====== RECORDS PROVIDED ======
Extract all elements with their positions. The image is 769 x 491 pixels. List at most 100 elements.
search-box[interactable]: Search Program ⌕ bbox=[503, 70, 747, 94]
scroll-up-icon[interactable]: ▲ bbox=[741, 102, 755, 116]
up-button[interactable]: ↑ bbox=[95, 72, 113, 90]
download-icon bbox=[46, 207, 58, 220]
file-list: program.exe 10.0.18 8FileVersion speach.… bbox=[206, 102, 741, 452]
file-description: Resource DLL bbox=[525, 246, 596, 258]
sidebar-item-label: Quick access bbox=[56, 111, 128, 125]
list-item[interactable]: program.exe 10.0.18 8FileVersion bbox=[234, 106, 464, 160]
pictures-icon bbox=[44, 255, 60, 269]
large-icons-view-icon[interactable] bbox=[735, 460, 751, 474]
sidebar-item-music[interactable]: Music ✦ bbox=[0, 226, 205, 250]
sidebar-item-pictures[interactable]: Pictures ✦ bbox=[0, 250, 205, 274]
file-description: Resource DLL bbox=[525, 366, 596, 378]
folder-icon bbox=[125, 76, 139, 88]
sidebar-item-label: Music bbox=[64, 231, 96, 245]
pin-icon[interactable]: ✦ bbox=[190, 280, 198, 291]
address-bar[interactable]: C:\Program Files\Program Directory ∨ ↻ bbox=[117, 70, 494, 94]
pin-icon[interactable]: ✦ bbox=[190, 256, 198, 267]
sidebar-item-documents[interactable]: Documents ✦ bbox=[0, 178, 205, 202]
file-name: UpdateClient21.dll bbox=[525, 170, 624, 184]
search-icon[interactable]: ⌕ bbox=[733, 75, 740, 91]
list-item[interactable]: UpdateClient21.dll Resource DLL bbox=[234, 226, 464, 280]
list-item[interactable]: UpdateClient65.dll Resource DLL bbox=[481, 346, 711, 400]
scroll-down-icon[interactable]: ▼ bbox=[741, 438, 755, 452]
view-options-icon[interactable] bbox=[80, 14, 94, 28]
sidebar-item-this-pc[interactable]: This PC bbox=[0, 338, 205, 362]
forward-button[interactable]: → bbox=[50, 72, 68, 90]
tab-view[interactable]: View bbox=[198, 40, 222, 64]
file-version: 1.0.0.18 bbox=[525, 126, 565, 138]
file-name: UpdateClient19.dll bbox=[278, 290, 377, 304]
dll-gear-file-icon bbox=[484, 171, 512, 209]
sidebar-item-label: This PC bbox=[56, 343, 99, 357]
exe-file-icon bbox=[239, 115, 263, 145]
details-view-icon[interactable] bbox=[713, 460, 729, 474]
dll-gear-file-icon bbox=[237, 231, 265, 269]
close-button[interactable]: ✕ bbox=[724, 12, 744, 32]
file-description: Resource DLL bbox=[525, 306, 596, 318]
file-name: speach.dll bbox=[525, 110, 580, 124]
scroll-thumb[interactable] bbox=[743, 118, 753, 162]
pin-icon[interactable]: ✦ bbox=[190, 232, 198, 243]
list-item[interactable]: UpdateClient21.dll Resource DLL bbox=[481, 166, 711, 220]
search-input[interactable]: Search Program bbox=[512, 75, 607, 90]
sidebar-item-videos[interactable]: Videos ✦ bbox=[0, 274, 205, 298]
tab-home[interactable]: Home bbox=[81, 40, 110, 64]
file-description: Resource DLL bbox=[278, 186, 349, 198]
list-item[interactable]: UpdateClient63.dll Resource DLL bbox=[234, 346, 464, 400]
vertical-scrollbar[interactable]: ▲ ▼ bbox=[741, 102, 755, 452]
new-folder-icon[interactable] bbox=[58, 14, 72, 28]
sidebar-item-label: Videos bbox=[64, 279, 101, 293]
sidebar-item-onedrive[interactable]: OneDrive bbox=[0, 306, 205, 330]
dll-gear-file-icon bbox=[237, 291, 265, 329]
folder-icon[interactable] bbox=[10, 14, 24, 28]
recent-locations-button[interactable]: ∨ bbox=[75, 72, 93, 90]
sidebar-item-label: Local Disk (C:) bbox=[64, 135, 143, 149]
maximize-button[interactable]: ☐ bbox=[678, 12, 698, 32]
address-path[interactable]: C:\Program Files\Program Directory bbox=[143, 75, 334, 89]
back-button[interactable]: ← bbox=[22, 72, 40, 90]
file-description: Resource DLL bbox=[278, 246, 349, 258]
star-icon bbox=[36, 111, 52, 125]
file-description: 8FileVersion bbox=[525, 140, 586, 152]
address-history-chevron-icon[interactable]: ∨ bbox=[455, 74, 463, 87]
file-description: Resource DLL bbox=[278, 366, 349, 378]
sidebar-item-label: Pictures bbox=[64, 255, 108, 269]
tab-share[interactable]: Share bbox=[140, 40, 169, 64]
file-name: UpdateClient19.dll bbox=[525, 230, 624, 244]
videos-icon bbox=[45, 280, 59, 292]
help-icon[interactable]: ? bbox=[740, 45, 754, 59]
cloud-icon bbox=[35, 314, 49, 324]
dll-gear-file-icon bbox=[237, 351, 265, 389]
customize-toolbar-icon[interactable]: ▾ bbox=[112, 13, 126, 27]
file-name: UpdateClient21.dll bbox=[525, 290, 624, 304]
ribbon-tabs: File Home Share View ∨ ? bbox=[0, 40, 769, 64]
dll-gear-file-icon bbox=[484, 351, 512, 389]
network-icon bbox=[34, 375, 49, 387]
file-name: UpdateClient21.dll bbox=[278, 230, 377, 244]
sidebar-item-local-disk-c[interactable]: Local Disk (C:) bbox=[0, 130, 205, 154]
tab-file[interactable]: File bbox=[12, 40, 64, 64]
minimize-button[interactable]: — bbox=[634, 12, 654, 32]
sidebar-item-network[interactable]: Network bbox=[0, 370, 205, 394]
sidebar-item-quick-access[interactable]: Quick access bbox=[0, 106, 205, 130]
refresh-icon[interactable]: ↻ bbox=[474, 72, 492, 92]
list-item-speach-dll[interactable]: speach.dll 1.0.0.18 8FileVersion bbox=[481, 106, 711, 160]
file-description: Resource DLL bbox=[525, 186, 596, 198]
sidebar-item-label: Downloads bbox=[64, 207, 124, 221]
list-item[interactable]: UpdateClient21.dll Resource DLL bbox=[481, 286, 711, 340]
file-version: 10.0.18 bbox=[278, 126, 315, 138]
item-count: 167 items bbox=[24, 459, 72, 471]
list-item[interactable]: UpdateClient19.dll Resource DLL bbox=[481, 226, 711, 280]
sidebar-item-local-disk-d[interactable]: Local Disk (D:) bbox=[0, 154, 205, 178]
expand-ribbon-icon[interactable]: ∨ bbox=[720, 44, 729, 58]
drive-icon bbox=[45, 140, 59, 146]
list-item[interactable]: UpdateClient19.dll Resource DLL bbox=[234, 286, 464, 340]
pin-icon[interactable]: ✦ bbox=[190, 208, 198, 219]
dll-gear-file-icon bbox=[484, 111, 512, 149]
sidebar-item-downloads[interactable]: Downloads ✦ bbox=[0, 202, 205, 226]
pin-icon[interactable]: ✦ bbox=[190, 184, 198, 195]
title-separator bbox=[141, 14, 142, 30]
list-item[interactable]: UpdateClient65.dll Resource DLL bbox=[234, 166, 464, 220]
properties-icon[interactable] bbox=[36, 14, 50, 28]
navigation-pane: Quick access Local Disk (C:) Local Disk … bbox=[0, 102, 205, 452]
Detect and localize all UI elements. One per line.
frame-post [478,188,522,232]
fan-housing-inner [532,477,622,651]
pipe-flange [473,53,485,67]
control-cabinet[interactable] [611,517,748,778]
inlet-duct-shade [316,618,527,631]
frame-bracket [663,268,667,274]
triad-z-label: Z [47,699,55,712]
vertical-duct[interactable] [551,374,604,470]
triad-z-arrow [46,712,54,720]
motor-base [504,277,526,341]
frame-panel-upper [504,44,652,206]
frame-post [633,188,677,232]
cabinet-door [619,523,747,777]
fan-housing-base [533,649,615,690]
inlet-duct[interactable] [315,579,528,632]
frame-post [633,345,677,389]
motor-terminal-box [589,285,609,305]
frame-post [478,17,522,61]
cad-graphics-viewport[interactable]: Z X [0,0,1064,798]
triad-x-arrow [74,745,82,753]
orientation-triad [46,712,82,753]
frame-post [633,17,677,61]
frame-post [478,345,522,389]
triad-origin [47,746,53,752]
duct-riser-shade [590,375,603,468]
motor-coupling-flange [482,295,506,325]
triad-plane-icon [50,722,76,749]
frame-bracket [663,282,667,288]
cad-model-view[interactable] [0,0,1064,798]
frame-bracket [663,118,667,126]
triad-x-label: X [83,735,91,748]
======
● **PROMPT**
Put the records into a Markdown table with the columns Row and Line, one row for each line from the start of the records up to and including the line with "download-icon bbox=[46, 207, 58, 220]". Skip any blank lines, and include no other lines.

● **WORKED ANSWER**
| Row | Line |
|---|---|
| 1 | Extract all elements with their positions. The image is 769 x 491 pixels. List at most 100 elements. |
| 2 | search-box[interactable]: Search Program ⌕ bbox=[503, 70, 747, 94] |
| 3 | scroll-up-icon[interactable]: ▲ bbox=[741, 102, 755, 116] |
| 4 | up-button[interactable]: ↑ bbox=[95, 72, 113, 90] |
| 5 | download-icon bbox=[46, 207, 58, 220] |